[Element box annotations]
= = =

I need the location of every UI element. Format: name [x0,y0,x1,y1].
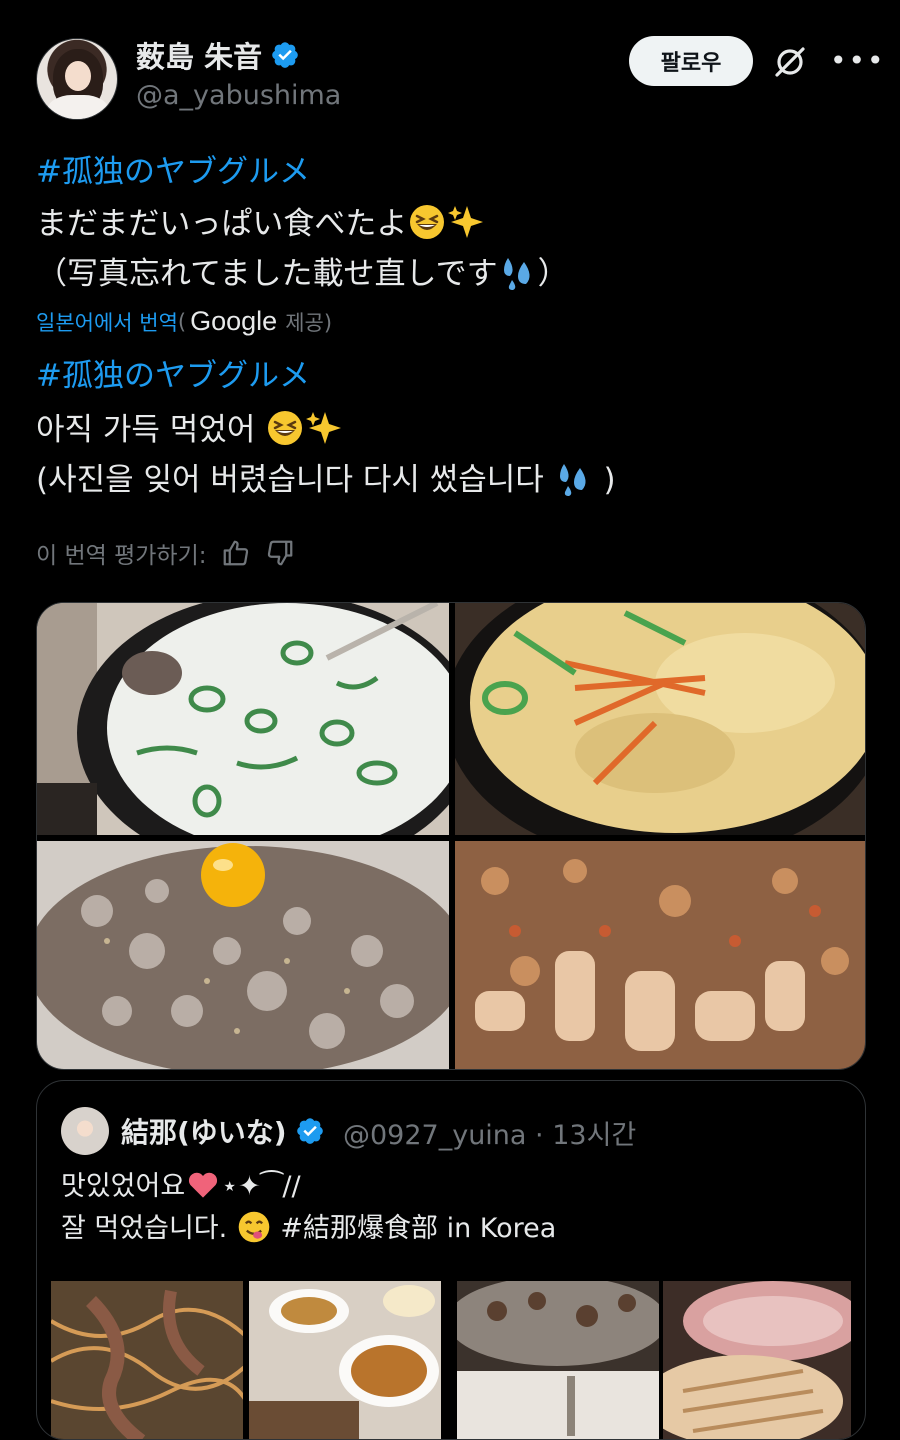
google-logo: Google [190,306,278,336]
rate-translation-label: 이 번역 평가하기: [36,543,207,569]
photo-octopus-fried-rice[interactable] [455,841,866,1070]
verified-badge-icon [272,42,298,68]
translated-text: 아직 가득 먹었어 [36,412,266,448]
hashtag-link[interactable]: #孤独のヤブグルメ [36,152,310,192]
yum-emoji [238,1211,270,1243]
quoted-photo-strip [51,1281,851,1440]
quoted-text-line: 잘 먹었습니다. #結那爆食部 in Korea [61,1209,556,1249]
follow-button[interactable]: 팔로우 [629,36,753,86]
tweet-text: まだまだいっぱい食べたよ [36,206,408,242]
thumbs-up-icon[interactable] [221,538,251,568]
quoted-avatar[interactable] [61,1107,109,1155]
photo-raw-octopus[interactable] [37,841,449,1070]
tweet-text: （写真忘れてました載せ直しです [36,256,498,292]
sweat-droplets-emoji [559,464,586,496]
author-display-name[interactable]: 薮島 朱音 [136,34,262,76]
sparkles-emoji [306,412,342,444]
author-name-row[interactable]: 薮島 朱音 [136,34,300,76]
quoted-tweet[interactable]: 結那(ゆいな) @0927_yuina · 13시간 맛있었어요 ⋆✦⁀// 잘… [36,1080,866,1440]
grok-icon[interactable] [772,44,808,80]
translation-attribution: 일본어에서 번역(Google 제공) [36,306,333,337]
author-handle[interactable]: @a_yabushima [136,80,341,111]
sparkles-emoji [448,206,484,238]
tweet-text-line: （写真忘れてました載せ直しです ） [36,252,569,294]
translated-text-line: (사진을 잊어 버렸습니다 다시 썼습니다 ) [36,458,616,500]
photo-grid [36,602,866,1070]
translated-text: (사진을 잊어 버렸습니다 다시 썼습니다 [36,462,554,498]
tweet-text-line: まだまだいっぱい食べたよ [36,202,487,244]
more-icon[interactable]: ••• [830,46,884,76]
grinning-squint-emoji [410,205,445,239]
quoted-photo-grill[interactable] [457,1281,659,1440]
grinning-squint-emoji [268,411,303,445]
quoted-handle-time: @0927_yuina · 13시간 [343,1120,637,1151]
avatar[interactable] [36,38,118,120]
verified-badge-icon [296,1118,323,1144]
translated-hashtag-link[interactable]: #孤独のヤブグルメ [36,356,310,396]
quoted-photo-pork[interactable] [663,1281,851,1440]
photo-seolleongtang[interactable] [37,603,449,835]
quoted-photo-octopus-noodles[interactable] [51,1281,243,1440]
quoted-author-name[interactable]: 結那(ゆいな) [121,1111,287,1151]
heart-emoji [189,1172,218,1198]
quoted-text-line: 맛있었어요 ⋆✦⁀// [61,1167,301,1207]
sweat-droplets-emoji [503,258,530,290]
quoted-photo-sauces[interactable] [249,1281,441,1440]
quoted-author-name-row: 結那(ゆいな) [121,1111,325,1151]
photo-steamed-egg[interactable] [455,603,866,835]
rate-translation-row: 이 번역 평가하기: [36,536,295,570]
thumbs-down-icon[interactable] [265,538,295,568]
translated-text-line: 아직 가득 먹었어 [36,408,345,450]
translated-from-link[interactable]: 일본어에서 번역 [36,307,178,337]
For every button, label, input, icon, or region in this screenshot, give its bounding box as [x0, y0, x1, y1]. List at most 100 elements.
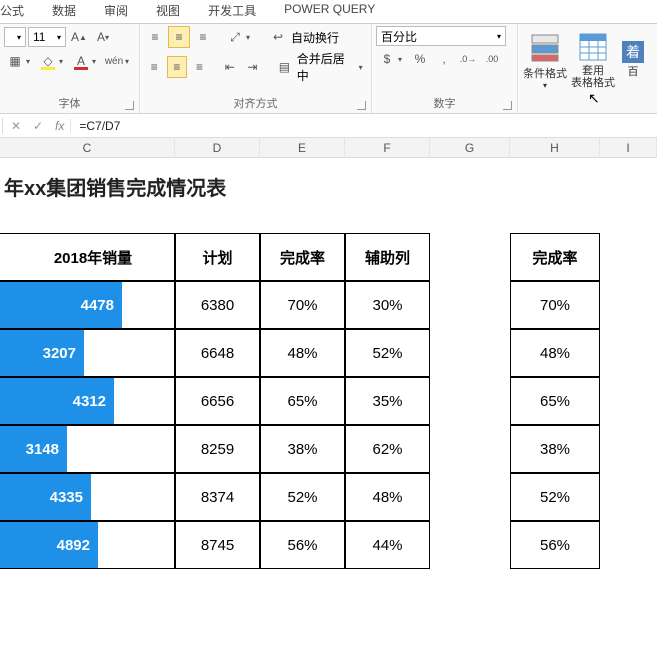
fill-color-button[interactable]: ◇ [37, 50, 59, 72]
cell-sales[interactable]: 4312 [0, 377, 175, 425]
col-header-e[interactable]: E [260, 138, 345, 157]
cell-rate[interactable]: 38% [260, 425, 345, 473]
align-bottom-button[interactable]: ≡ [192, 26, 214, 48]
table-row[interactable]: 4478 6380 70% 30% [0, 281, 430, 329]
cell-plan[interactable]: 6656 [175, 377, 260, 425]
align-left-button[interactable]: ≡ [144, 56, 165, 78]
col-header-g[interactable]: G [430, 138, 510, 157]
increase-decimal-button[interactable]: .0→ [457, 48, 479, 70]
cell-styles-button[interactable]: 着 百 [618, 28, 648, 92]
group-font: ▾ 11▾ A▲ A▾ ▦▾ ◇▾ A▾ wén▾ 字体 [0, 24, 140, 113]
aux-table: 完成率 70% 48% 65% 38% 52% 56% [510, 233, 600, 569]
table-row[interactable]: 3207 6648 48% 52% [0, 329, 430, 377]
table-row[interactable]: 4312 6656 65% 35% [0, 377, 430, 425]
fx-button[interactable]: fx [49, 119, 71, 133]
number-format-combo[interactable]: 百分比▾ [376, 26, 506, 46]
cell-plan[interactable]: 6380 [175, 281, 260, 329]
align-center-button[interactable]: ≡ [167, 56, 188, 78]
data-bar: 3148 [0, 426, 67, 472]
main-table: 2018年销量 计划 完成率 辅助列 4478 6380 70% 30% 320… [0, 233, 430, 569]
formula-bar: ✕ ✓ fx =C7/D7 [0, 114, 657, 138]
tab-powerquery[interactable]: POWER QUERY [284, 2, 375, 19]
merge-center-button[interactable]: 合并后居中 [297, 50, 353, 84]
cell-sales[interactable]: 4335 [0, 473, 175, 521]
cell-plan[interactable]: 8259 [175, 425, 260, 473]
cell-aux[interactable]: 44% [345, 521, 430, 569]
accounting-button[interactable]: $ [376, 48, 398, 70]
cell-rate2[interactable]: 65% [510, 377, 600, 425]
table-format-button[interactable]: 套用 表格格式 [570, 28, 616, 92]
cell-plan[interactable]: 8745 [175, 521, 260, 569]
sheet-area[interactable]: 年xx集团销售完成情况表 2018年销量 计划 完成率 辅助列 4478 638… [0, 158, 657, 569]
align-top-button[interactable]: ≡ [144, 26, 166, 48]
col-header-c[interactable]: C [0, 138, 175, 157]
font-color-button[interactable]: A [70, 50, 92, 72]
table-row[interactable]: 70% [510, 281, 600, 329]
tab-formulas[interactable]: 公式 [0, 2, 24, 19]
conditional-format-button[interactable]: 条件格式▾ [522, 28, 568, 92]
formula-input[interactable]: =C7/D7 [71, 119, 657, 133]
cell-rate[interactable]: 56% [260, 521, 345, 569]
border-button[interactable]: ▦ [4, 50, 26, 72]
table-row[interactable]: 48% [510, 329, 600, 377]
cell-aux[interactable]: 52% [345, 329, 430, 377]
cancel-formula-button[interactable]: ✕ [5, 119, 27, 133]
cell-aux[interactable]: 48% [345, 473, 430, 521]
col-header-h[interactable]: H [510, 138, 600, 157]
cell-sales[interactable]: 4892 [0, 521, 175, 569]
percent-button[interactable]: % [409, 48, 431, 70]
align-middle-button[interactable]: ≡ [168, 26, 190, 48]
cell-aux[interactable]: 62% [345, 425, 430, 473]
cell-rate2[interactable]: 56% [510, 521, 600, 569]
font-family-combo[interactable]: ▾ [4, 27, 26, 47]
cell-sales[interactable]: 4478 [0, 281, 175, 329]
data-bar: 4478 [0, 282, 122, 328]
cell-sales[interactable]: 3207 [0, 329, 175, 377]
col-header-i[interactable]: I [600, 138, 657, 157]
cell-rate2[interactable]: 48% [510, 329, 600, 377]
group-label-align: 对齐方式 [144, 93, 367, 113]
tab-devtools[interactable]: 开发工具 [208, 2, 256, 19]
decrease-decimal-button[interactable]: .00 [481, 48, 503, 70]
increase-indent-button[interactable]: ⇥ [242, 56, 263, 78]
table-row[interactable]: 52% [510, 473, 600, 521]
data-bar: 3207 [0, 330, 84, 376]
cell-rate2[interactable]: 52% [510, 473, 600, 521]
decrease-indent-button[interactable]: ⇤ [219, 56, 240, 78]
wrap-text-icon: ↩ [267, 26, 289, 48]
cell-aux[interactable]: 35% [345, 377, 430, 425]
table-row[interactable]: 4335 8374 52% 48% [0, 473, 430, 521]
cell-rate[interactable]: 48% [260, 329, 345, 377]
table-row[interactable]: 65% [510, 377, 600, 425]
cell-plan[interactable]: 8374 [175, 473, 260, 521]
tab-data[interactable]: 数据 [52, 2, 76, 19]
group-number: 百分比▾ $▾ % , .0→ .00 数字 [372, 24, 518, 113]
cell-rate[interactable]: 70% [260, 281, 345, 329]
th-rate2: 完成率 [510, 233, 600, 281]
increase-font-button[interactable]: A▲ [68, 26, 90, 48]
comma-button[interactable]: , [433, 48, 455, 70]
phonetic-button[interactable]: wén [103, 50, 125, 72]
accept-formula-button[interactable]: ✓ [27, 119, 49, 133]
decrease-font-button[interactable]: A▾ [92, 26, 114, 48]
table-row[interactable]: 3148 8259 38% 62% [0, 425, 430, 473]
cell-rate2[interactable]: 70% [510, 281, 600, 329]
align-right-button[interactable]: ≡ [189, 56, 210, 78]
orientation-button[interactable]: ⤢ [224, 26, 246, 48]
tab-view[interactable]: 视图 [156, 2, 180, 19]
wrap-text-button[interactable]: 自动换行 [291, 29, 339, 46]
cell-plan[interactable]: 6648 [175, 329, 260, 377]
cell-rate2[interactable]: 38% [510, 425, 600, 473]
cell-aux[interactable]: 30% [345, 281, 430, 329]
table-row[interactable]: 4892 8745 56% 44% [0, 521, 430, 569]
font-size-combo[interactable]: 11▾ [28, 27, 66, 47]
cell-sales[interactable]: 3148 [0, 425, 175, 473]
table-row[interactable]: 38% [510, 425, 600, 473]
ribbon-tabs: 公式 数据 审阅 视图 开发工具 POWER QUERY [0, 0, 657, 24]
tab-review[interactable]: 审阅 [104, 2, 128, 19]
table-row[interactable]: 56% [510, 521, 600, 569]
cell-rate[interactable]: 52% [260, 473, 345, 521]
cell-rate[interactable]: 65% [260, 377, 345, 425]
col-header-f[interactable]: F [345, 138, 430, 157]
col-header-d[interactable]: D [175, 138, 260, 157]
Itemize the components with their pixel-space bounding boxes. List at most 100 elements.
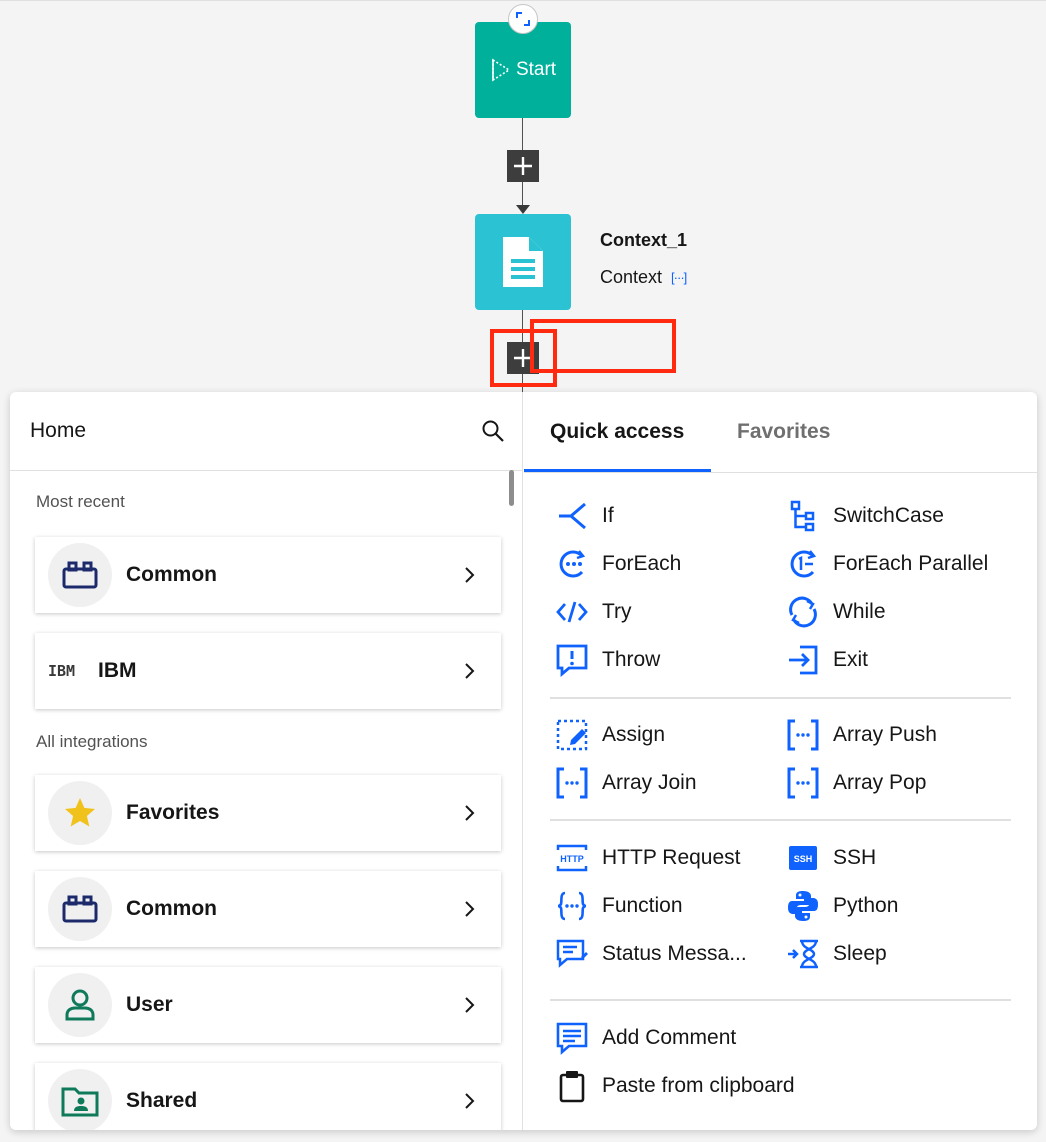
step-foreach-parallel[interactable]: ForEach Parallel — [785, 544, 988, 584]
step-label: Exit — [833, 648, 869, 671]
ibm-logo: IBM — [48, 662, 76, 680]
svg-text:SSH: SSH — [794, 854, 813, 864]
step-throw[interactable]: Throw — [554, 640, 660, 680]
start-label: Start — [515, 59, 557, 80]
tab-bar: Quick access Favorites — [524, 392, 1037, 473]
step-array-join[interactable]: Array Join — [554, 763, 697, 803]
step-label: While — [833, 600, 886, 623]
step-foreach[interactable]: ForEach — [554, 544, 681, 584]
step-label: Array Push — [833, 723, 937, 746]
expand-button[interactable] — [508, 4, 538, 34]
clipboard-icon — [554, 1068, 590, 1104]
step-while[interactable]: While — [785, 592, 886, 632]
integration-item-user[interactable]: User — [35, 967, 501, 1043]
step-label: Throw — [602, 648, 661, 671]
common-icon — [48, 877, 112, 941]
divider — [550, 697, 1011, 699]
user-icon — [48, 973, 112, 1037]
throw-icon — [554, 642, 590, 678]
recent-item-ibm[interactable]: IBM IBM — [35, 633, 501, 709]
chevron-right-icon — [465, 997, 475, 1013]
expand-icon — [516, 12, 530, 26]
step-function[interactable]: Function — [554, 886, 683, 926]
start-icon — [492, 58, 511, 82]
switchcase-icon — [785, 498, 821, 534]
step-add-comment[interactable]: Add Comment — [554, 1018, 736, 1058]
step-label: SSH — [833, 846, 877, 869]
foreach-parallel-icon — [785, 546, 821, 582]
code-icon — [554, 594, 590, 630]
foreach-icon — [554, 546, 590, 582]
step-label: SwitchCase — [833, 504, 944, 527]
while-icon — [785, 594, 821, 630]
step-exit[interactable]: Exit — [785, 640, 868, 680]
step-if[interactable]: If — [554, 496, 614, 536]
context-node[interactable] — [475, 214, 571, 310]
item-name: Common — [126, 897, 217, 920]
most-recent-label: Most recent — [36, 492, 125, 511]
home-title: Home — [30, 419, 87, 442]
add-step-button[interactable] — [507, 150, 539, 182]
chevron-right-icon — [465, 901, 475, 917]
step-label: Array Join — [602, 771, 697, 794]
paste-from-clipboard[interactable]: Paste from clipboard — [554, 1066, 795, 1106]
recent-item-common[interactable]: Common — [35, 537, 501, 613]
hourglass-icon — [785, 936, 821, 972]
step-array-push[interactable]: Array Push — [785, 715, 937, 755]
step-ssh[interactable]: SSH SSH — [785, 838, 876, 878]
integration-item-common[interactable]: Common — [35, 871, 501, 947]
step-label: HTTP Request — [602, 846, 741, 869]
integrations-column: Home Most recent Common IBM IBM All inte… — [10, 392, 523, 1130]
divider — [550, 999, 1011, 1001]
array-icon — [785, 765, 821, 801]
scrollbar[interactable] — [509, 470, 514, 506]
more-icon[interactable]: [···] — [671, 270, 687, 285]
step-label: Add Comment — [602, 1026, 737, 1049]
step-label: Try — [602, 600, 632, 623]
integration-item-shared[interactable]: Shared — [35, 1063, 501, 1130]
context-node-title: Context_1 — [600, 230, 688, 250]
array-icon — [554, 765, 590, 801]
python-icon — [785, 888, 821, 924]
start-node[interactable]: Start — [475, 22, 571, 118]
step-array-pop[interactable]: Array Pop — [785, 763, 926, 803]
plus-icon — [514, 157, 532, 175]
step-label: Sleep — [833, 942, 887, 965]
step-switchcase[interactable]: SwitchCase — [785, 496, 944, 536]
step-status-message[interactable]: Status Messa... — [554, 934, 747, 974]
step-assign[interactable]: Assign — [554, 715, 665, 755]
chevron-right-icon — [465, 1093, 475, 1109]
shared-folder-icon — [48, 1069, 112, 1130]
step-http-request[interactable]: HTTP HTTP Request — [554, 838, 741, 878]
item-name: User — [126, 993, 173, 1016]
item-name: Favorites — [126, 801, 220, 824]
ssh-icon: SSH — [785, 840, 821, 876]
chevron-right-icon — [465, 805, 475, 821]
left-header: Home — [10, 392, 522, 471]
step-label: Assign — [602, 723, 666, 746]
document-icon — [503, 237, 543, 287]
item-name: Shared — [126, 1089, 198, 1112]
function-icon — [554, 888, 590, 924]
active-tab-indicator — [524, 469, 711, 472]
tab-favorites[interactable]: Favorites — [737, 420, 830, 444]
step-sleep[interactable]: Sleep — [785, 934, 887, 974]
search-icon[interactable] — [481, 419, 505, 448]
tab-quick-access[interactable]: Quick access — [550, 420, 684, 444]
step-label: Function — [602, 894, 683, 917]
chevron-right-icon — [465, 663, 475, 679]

= = =

Please pull out every line of the material above that contains the string "sales", treating uppercase and lowercase letters as different.

#### RESULT BELOW:
cell-sales[interactable]: 4312 [0, 377, 175, 425]
cell-sales[interactable]: 4335 [0, 473, 175, 521]
cell-sales[interactable]: 4892 [0, 521, 175, 569]
cell-sales[interactable]: 4478 [0, 281, 175, 329]
cell-sales[interactable]: 3207 [0, 329, 175, 377]
cell-sales[interactable]: 3148 [0, 425, 175, 473]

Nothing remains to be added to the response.